### [Data listing]
## start

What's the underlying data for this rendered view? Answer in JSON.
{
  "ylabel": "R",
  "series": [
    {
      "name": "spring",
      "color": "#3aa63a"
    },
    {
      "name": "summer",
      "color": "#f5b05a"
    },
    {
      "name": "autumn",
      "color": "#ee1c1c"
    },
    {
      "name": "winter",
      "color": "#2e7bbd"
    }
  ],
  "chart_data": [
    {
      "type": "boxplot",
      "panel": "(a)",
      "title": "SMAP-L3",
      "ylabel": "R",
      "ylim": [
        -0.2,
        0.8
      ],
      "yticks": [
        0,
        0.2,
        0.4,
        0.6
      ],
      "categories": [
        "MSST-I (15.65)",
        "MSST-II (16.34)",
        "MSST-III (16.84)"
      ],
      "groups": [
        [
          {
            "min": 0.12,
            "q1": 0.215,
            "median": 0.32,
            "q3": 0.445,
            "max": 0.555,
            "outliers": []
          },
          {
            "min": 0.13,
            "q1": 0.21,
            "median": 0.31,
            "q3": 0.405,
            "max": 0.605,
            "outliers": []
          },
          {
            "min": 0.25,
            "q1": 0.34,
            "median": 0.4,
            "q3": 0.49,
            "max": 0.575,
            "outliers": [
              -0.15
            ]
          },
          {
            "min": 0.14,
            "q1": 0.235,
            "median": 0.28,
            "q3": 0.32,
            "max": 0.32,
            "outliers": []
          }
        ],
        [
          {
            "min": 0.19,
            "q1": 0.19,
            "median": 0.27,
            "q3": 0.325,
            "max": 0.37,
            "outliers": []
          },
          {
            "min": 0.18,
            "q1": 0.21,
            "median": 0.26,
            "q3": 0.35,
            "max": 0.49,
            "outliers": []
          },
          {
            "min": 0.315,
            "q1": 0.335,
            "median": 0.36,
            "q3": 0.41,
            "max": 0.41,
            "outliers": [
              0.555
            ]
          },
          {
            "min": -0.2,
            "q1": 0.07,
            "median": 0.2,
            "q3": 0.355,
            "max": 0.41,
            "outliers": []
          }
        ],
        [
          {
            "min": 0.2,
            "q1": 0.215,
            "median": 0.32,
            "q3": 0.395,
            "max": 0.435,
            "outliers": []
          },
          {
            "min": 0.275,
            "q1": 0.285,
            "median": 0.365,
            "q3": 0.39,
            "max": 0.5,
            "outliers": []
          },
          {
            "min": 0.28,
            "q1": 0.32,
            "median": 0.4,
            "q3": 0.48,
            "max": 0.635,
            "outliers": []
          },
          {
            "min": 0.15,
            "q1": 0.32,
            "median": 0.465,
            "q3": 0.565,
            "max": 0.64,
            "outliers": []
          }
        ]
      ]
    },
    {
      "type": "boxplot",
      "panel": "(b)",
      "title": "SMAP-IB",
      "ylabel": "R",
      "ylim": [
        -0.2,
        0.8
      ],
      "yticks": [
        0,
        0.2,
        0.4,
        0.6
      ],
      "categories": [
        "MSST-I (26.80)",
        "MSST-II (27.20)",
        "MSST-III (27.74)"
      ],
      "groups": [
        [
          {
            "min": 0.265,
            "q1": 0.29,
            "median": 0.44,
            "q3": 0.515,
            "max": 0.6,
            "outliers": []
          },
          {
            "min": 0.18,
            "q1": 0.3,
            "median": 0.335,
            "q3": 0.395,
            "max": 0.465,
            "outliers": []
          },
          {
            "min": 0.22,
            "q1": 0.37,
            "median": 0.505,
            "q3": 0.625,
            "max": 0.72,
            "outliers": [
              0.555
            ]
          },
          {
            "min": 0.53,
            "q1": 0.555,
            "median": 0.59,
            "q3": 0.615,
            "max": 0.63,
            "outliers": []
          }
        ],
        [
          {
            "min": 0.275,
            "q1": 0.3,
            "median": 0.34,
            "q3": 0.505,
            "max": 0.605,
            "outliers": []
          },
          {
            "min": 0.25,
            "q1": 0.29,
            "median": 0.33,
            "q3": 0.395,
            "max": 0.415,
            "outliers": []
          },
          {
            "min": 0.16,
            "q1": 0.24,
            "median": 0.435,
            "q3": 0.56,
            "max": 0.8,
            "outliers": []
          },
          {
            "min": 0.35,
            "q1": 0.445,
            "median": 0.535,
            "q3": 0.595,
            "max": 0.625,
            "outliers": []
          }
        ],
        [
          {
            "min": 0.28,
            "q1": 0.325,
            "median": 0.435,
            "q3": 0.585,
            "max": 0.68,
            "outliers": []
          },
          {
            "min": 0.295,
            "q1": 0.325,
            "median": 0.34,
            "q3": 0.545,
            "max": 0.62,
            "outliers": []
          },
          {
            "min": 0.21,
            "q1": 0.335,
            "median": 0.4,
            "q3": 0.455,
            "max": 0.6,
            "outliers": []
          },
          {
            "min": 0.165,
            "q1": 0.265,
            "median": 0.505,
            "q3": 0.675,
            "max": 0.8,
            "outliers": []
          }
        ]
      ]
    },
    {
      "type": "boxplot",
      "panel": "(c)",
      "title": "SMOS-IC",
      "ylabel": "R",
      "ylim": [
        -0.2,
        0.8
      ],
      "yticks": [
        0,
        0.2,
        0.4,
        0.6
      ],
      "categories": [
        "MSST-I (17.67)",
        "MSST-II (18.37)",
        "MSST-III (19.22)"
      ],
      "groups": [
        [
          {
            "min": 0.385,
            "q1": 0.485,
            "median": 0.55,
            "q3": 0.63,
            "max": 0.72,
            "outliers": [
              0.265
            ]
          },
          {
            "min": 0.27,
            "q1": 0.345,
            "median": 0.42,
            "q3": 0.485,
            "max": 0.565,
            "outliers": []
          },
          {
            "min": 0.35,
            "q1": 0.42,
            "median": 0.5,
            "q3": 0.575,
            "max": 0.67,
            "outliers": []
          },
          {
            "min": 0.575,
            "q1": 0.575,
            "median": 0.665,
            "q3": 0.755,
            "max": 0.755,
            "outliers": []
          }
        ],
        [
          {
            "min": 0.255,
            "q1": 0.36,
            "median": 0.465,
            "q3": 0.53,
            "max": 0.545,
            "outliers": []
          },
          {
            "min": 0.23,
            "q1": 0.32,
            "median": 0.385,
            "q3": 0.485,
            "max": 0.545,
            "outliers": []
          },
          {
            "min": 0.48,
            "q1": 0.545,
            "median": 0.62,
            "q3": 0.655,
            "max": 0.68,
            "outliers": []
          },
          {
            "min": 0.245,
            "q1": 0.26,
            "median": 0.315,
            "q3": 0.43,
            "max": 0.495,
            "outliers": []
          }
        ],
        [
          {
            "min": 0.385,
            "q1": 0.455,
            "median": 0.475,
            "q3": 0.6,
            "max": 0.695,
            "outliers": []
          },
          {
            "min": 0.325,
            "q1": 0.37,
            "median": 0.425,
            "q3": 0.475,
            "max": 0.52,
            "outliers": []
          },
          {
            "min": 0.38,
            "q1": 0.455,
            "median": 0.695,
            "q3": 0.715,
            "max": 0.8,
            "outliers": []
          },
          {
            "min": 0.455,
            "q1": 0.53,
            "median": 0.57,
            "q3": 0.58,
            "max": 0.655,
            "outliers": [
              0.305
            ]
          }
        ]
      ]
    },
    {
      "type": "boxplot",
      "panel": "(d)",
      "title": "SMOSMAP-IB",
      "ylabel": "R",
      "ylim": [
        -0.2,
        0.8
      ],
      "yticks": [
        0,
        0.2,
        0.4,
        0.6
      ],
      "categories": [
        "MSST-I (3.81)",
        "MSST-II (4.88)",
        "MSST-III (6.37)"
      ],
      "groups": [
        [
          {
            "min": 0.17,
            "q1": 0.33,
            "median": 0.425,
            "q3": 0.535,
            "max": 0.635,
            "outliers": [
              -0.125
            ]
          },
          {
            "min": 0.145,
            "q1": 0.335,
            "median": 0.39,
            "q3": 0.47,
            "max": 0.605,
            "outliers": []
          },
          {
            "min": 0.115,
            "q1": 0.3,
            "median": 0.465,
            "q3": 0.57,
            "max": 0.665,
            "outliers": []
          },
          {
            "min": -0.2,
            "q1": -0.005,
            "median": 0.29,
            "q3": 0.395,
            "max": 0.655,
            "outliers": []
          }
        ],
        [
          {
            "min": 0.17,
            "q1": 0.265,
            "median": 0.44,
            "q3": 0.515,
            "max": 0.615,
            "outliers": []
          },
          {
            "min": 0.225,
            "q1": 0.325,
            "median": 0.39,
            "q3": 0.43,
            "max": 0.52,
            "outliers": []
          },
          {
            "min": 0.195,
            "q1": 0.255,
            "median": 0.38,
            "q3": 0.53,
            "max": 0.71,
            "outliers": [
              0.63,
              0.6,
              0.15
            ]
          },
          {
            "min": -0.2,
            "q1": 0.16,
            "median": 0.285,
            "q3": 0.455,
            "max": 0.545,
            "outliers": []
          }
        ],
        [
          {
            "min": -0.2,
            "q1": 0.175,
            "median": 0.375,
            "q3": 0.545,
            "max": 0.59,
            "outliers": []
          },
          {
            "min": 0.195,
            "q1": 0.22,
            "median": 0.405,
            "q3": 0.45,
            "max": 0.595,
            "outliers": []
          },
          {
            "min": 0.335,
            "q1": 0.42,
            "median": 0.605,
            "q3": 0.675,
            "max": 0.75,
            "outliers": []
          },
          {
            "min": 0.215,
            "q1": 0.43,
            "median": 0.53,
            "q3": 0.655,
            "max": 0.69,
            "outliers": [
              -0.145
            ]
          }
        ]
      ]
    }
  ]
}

## end

Search the entries for the string "title" and collect each line that has it.

### [Task response]
      "title": "SMAP-L3",
      "title": "SMAP-IB",
      "title": "SMOS-IC",
      "title": "SMOSMAP-IB",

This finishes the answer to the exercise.